## Stated exercise
Carry on the overview of the July 2024 issue of Race & Class below, picking up after its final sentence and keeping its tone.

───── Excerpted passage

The July 2024 issue of Race & Class includes several articles which use past struggles to reread the present.
In a thought-provoking article, Natasha Carver (University of Bristol) sheds light on the contours of the present-day narrative of ‘Female Genital Mutilation’, by analysing how, in the heyday of empire, the issue was first raised in Parliament by the Duchess of Atholl and MP Eleanor Rathbone, who gained ground for feminism through a re-articulation of ‘Whitely values’.
Christian Høgsbjerg (University of Brighton) and Hannah Ishmael (Kings College London) turn to the archive to recover the life and work of Grenada-born Sam Morris (1908–1976), an educationalist, pan-Africanist, and state community relations stalwart. Through recovering glimpses of Morris’ life, the authors reveal a figure of contradictions set against changing political forces.

──────────
───── Extracted data

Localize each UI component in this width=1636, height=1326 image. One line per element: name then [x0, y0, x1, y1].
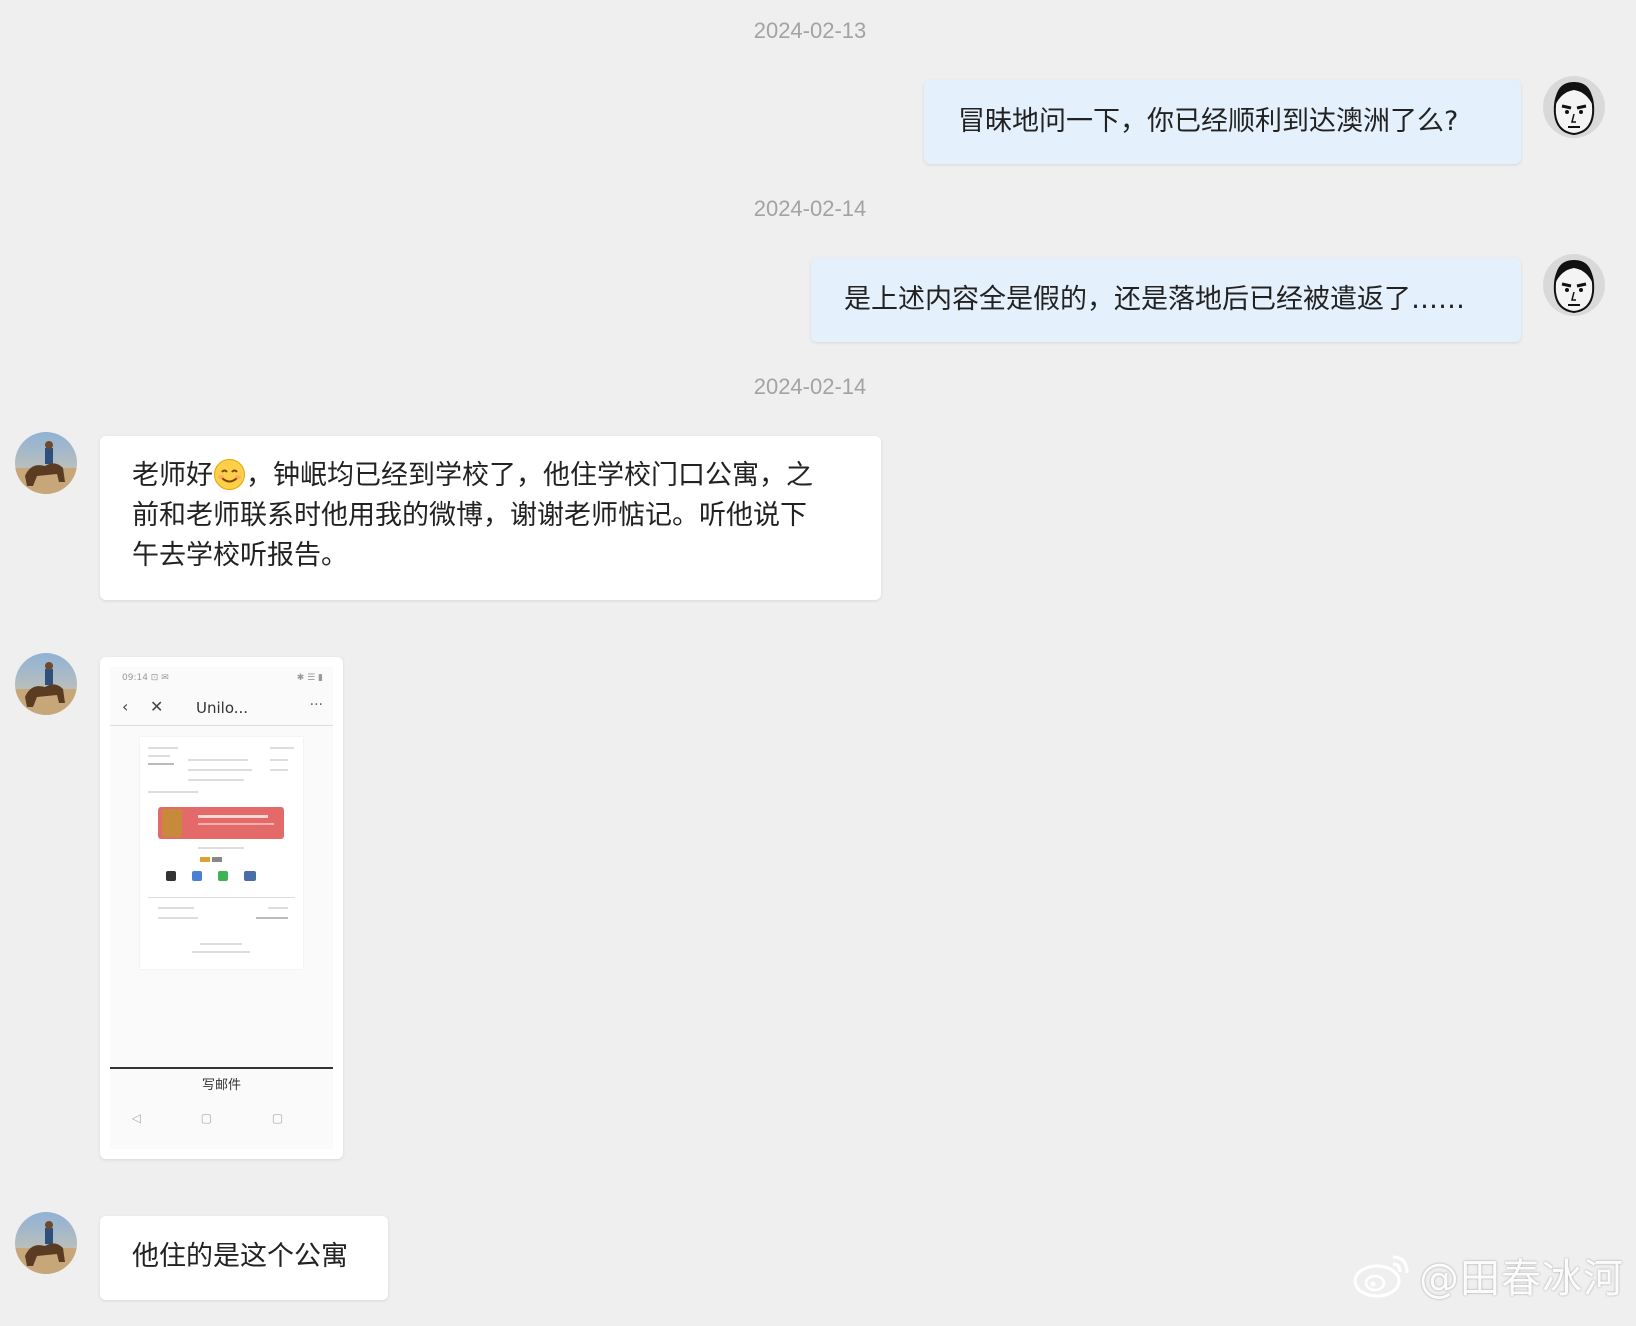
- status-bar-right: ✱ ☰ ▮: [296, 673, 323, 683]
- close-icon: ✕: [150, 697, 164, 716]
- contact-avatar[interactable]: [15, 1212, 77, 1274]
- status-bar-left: 09:14 ⊡ ✉: [122, 673, 169, 683]
- blurred-document: [140, 737, 303, 969]
- screenshot-nav-bar: ‹ ✕ Unilo... ···: [110, 691, 333, 726]
- phone-screenshot: 09:14 ⊡ ✉ ✱ ☰ ▮ ‹ ✕ Unilo... ··· 写邮件 ◁ ▢…: [110, 667, 333, 1149]
- camel-rider-photo-icon: [15, 432, 77, 494]
- message-text: ，钟岷均已经到学校了，他住学校门口公寓，之: [246, 460, 813, 491]
- timestamp: 2024-02-13: [753, 18, 867, 43]
- outgoing-message[interactable]: 冒昧地问一下，你已经顺利到达澳洲了么?: [924, 80, 1521, 164]
- image-message[interactable]: 09:14 ⊡ ✉ ✱ ☰ ▮ ‹ ✕ Unilo... ··· 写邮件 ◁ ▢…: [100, 657, 343, 1159]
- watermark-text: @田春冰河: [1419, 1256, 1624, 1302]
- my-avatar[interactable]: [1543, 76, 1605, 138]
- message-line: 前和老师联系时他用我的微博，谢谢老师惦记。听他说下: [132, 500, 807, 531]
- more-icon: ···: [309, 697, 323, 713]
- screenshot-title: Unilo...: [196, 699, 249, 717]
- back-icon: ‹: [122, 697, 129, 716]
- contact-avatar[interactable]: [15, 432, 77, 494]
- compose-button: 写邮件: [110, 1067, 333, 1107]
- timestamp: 2024-02-14: [753, 196, 867, 221]
- incoming-message[interactable]: 老师好 ，钟岷均已经到学校了，他住学校门口公寓，之 前和老师联系时他用我的微博，谢…: [100, 436, 881, 600]
- promo-banner: [158, 807, 284, 839]
- message-text: 他住的是这个公寓: [132, 1241, 348, 1272]
- incoming-message[interactable]: 他住的是这个公寓: [100, 1216, 388, 1300]
- message-text: 是上述内容全是假的，还是落地后已经被遣返了……: [844, 284, 1465, 315]
- camel-rider-photo-icon: [15, 1212, 77, 1274]
- cartoon-face-icon: [1543, 254, 1605, 316]
- message-text: 老师好: [132, 460, 213, 491]
- cartoon-face-icon: [1543, 76, 1605, 138]
- camel-rider-photo-icon: [15, 653, 77, 715]
- my-avatar[interactable]: [1543, 254, 1605, 316]
- weibo-logo-icon: [1353, 1255, 1409, 1298]
- timestamp: 2024-02-14: [753, 374, 867, 399]
- smile-emoji-icon: [213, 458, 246, 491]
- message-text: 冒昧地问一下，你已经顺利到达澳洲了么?: [958, 106, 1459, 137]
- system-nav-bar: ◁ ▢ ▢: [131, 1111, 312, 1125]
- watermark: @田春冰河: [1351, 1246, 1624, 1304]
- outgoing-message[interactable]: 是上述内容全是假的，还是落地后已经被遣返了……: [811, 258, 1521, 342]
- contact-avatar[interactable]: [15, 653, 77, 715]
- message-line: 午去学校听报告。: [132, 540, 348, 571]
- message-line: 老师好 ，钟岷均已经到学校了，他住学校门口公寓，之: [132, 456, 881, 496]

──────────

## In response
Turning to another hitherto untold life story, emeritus professor of history Tony Collins explores the life of Lionel Francis – a miner and preacher in South Wales, who in the US ousted Garvey from the leadership of the UNIA and then became a conservative parliamentarian in British Honduras (Belize) during decolonisation. Through tracing the story of his life, the author highlights the largely unexplored history of the pre-Windrush generations of black working-class people in Britain.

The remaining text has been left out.